**What is being asked:** Can you transcribe every line exactly and leave the pictures behind?

══ Information supplied ══

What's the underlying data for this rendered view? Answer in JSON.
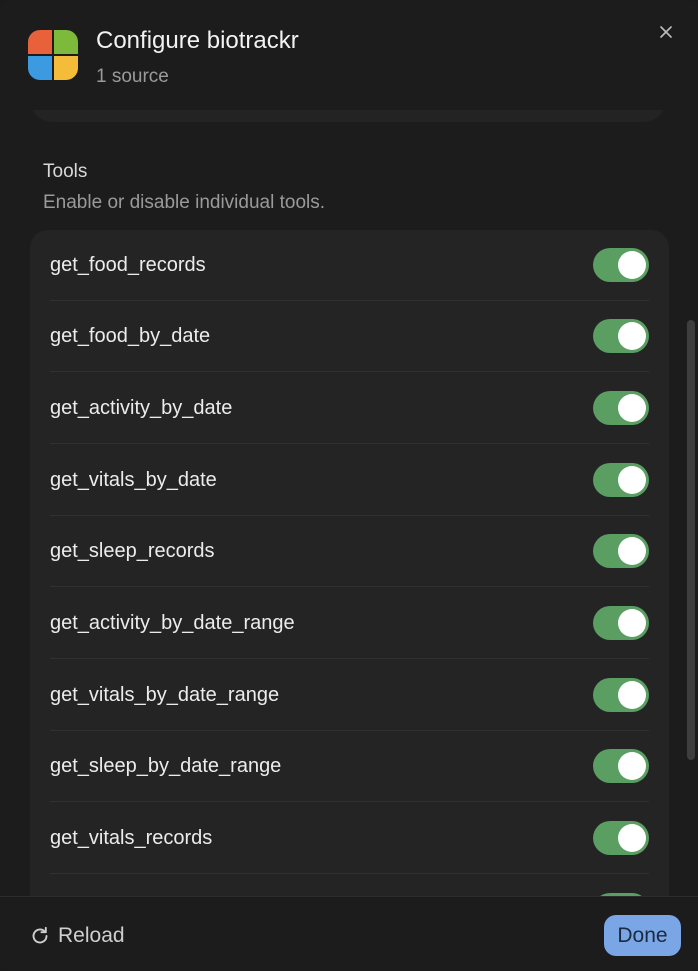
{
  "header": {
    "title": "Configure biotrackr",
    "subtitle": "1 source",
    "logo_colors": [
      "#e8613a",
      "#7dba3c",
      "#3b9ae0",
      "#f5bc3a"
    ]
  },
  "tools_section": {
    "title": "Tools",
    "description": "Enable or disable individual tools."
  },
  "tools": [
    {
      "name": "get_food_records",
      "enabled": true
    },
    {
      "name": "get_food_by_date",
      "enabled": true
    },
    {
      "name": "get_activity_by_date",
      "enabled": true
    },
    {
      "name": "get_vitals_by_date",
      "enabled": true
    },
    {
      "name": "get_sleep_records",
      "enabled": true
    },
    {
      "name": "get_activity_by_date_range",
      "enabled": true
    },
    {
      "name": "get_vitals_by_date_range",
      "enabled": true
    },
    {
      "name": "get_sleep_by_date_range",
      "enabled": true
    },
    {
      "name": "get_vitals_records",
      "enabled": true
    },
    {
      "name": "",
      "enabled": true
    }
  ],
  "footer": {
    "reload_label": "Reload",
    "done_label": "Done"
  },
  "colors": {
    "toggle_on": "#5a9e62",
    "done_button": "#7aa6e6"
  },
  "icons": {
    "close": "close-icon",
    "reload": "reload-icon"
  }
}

═══

**Exercise response:**
What's the underlying data for this rendered view? Answer in JSON.
{
  "header": {
    "title": "Configure biotrackr",
    "subtitle": "1 source",
    "logo_colors": [
      "#e8613a",
      "#7dba3c",
      "#3b9ae0",
      "#f5bc3a"
    ]
  },
  "tools_section": {
    "title": "Tools",
    "description": "Enable or disable individual tools."
  },
  "tools": [
    {
      "name": "get_food_records",
      "enabled": true
    },
    {
      "name": "get_food_by_date",
      "enabled": true
    },
    {
      "name": "get_activity_by_date",
      "enabled": true
    },
    {
      "name": "get_vitals_by_date",
      "enabled": true
    },
    {
      "name": "get_sleep_records",
      "enabled": true
    },
    {
      "name": "get_activity_by_date_range",
      "enabled": true
    },
    {
      "name": "get_vitals_by_date_range",
      "enabled": true
    },
    {
      "name": "get_sleep_by_date_range",
      "enabled": true
    },
    {
      "name": "get_vitals_records",
      "enabled": true
    },
    {
      "name": "",
      "enabled": true
    }
  ],
  "footer": {
    "reload_label": "Reload",
    "done_label": "Done"
  },
  "colors": {
    "toggle_on": "#5a9e62",
    "done_button": "#7aa6e6"
  },
  "icons": {
    "close": "close-icon",
    "reload": "reload-icon"
  }
}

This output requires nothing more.